▶ **Goal**: Write each line out again exactly as written.

(Saved data entries)
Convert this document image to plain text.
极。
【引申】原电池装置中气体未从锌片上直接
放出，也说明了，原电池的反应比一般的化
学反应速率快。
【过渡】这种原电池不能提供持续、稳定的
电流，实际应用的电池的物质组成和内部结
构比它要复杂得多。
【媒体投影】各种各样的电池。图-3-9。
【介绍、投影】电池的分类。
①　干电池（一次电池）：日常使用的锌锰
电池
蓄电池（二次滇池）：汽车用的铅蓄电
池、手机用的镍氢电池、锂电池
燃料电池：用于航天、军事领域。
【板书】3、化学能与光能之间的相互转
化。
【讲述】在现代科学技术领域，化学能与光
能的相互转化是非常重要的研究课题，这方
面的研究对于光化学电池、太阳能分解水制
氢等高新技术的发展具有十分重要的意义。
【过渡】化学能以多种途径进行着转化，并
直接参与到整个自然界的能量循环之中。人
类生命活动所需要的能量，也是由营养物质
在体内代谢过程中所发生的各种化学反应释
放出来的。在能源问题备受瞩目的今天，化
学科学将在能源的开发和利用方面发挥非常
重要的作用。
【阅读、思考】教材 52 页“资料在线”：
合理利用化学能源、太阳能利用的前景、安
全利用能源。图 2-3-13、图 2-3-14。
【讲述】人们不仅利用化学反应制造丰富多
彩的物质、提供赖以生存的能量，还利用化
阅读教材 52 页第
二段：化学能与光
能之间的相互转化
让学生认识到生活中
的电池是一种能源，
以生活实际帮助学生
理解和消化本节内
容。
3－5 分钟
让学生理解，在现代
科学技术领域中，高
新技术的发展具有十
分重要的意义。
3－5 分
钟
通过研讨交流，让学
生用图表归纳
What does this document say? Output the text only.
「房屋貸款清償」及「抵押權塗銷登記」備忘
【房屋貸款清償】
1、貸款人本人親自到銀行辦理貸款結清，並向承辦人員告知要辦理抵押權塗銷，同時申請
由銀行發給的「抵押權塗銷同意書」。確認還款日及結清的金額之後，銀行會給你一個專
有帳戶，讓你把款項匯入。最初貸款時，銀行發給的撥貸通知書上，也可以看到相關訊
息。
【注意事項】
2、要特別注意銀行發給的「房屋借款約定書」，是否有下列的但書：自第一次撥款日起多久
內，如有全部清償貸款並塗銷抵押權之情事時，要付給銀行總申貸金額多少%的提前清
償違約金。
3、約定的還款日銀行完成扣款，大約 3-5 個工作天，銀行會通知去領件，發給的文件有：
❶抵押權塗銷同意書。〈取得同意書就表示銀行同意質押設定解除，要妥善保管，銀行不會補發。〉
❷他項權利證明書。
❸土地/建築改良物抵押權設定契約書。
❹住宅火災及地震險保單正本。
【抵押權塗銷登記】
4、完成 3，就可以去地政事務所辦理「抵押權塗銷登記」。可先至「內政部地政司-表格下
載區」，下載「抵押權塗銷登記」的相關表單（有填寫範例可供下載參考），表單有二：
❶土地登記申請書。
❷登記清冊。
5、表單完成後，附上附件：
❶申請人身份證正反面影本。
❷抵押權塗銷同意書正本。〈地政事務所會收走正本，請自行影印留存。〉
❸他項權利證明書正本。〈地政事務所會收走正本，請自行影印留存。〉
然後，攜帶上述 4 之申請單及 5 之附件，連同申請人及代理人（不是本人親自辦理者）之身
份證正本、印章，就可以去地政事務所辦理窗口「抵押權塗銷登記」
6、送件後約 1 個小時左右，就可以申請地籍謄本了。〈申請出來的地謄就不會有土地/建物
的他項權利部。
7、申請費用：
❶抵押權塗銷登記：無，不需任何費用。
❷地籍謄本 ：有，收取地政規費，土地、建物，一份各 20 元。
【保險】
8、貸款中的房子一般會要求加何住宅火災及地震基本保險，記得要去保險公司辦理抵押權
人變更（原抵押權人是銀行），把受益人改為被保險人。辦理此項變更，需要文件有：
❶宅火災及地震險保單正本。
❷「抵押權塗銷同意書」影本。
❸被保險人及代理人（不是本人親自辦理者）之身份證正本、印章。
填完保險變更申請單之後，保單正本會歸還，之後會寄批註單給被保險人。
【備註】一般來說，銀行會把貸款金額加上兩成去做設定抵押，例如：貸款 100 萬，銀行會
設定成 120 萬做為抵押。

▶ **Result**:
Convert this document image to plain text.
极。
【引申】原电池装置中气体未从锌片上直接
放出，也说明了，原电池的反应比一般的化
学反应速率快。
【过渡】这种原电池不能提供持续、稳定的
电流，实际应用的电池的物质组成和内部结
构比它要复杂得多。
【媒体投影】各种各样的电池。图-3-9。
【介绍、投影】电池的分类。
①　干电池（一次电池）：日常使用的锌锰
电池
蓄电池（二次滇池）：汽车用的铅蓄电
池、手机用的镍氢电池、锂电池
燃料电池：用于航天、军事领域。
【板书】3、化学能与光能之间的相互转
化。
【讲述】在现代科学技术领域，化学能与光
能的相互转化是非常重要的研究课题，这方
面的研究对于光化学电池、太阳能分解水制
氢等高新技术的发展具有十分重要的意义。
【过渡】化学能以多种途径进行着转化，并
直接参与到整个自然界的能量循环之中。人
类生命活动所需要的能量，也是由营养物质
在体内代谢过程中所发生的各种化学反应释
放出来的。在能源问题备受瞩目的今天，化
学科学将在能源的开发和利用方面发挥非常
重要的作用。
【阅读、思考】教材 52 页“资料在线”：
合理利用化学能源、太阳能利用的前景、安
全利用能源。图 2-3-13、图 2-3-14。
【讲述】人们不仅利用化学反应制造丰富多
彩的物质、提供赖以生存的能量，还利用化
阅读教材 52 页第
二段：化学能与光
能之间的相互转化
让学生认识到生活中
的电池是一种能源，
以生活实际帮助学生
理解和消化本节内
容。
3－5 分钟
让学生理解，在现代
科学技术领域中，高
新技术的发展具有十
分重要的意义。
3－5 分
钟
通过研讨交流，让学
生用图表归纳
What does this document say? Output the text only.
「房屋貸款清償」及「抵押權塗銷登記」備忘
【房屋貸款清償】
1、貸款人本人親自到銀行辦理貸款結清，並向承辦人員告知要辦理抵押權塗銷，同時申請
由銀行發給的「抵押權塗銷同意書」。確認還款日及結清的金額之後，銀行會給你一個專
有帳戶，讓你把款項匯入。最初貸款時，銀行發給的撥貸通知書上，也可以看到相關訊
息。
【注意事項】
2、要特別注意銀行發給的「房屋借款約定書」，是否有下列的但書：自第一次撥款日起多久
內，如有全部清償貸款並塗銷抵押權之情事時，要付給銀行總申貸金額多少%的提前清
償違約金。
3、約定的還款日銀行完成扣款，大約 3-5 個工作天，銀行會通知去領件，發給的文件有：
❶抵押權塗銷同意書。〈取得同意書就表示銀行同意質押設定解除，要妥善保管，銀行不會補發。〉
❷他項權利證明書。
❸土地/建築改良物抵押權設定契約書。
❹住宅火災及地震險保單正本。
【抵押權塗銷登記】
4、完成 3，就可以去地政事務所辦理「抵押權塗銷登記」。可先至「內政部地政司-表格下
載區」，下載「抵押權塗銷登記」的相關表單（有填寫範例可供下載參考），表單有二：
❶土地登記申請書。
❷登記清冊。
5、表單完成後，附上附件：
❶申請人身份證正反面影本。
❷抵押權塗銷同意書正本。〈地政事務所會收走正本，請自行影印留存。〉
❸他項權利證明書正本。〈地政事務所會收走正本，請自行影印留存。〉
然後，攜帶上述 4 之申請單及 5 之附件，連同申請人及代理人（不是本人親自辦理者）之身
份證正本、印章，就可以去地政事務所辦理窗口「抵押權塗銷登記」
6、送件後約 1 個小時左右，就可以申請地籍謄本了。〈申請出來的地謄就不會有土地/建物
的他項權利部。
7、申請費用：
❶抵押權塗銷登記：無，不需任何費用。
❷地籍謄本 ：有，收取地政規費，土地、建物，一份各 20 元。
【保險】
8、貸款中的房子一般會要求加何住宅火災及地震基本保險，記得要去保險公司辦理抵押權
人變更（原抵押權人是銀行），把受益人改為被保險人。辦理此項變更，需要文件有：
❶宅火災及地震險保單正本。
❷「抵押權塗銷同意書」影本。
❸被保險人及代理人（不是本人親自辦理者）之身份證正本、印章。
填完保險變更申請單之後，保單正本會歸還，之後會寄批註單給被保險人。
【備註】一般來說，銀行會把貸款金額加上兩成去做設定抵押，例如：貸款 100 萬，銀行會
設定成 120 萬做為抵押。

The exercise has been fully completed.